- [Exercise task]:
What follows is a listing; give it again exactly, in its entirety.

- [Given entries]:
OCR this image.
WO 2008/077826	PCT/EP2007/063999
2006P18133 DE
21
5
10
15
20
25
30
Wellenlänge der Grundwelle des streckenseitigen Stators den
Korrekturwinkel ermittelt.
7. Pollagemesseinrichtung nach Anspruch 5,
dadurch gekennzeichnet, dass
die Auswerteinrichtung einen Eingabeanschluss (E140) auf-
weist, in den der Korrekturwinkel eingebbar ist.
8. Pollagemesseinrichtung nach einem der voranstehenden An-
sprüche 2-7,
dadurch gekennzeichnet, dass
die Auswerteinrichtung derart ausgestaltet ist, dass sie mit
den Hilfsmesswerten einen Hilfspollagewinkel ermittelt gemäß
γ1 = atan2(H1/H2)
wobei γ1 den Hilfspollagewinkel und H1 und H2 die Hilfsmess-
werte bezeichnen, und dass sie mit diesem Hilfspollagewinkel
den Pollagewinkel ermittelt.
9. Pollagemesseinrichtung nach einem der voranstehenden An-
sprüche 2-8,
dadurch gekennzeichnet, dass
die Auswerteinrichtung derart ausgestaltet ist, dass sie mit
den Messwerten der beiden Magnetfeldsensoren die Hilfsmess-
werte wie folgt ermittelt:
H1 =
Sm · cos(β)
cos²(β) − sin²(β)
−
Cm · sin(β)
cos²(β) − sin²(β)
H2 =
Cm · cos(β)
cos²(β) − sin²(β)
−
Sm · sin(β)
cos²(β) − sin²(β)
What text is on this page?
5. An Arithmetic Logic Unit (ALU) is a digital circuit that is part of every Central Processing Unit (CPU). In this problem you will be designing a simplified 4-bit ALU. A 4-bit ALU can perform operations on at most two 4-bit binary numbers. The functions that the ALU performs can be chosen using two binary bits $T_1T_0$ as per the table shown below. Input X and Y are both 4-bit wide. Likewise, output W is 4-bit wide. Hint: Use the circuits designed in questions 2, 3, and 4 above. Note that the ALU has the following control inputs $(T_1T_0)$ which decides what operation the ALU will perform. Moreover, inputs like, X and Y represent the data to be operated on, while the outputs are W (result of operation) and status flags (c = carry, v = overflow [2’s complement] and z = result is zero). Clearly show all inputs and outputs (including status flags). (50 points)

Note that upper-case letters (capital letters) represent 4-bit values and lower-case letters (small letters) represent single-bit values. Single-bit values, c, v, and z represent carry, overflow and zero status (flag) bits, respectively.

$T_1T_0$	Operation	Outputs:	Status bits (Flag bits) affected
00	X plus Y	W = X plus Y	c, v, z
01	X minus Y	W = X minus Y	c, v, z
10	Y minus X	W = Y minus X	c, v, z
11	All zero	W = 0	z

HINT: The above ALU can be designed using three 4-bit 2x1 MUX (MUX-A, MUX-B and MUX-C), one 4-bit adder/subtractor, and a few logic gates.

- [Output below]:
OCR this image.
WO 2008/077826	PCT/EP2007/063999
2006P18133 DE
21
5
10
15
20
25
30
Wellenlänge der Grundwelle des streckenseitigen Stators den
Korrekturwinkel ermittelt.
7. Pollagemesseinrichtung nach Anspruch 5,
dadurch gekennzeichnet, dass
die Auswerteinrichtung einen Eingabeanschluss (E140) auf-
weist, in den der Korrekturwinkel eingebbar ist.
8. Pollagemesseinrichtung nach einem der voranstehenden An-
sprüche 2-7,
dadurch gekennzeichnet, dass
die Auswerteinrichtung derart ausgestaltet ist, dass sie mit
den Hilfsmesswerten einen Hilfspollagewinkel ermittelt gemäß
γ1 = atan2(H1/H2)
wobei γ1 den Hilfspollagewinkel und H1 und H2 die Hilfsmess-
werte bezeichnen, und dass sie mit diesem Hilfspollagewinkel
den Pollagewinkel ermittelt.
9. Pollagemesseinrichtung nach einem der voranstehenden An-
sprüche 2-8,
dadurch gekennzeichnet, dass
die Auswerteinrichtung derart ausgestaltet ist, dass sie mit
den Messwerten der beiden Magnetfeldsensoren die Hilfsmess-
werte wie folgt ermittelt:
H1 =
Sm · cos(β)
cos²(β) − sin²(β)
−
Cm · sin(β)
cos²(β) − sin²(β)
H2 =
Cm · cos(β)
cos²(β) − sin²(β)
−
Sm · sin(β)
cos²(β) − sin²(β)
What text is on this page?
5. An Arithmetic Logic Unit (ALU) is a digital circuit that is part of every Central Processing Unit (CPU). In this problem you will be designing a simplified 4-bit ALU. A 4-bit ALU can perform operations on at most two 4-bit binary numbers. The functions that the ALU performs can be chosen using two binary bits $T_1T_0$ as per the table shown below. Input X and Y are both 4-bit wide. Likewise, output W is 4-bit wide. Hint: Use the circuits designed in questions 2, 3, and 4 above. Note that the ALU has the following control inputs $(T_1T_0)$ which decides what operation the ALU will perform. Moreover, inputs like, X and Y represent the data to be operated on, while the outputs are W (result of operation) and status flags (c = carry, v = overflow [2’s complement] and z = result is zero). Clearly show all inputs and outputs (including status flags). (50 points)

Note that upper-case letters (capital letters) represent 4-bit values and lower-case letters (small letters) represent single-bit values. Single-bit values, c, v, and z represent carry, overflow and zero status (flag) bits, respectively.

$T_1T_0$	Operation	Outputs:	Status bits (Flag bits) affected
00	X plus Y	W = X plus Y	c, v, z
01	X minus Y	W = X minus Y	c, v, z
10	Y minus X	W = Y minus X	c, v, z
11	All zero	W = 0	z

HINT: The above ALU can be designed using three 4-bit 2x1 MUX (MUX-A, MUX-B and MUX-C), one 4-bit adder/subtractor, and a few logic gates.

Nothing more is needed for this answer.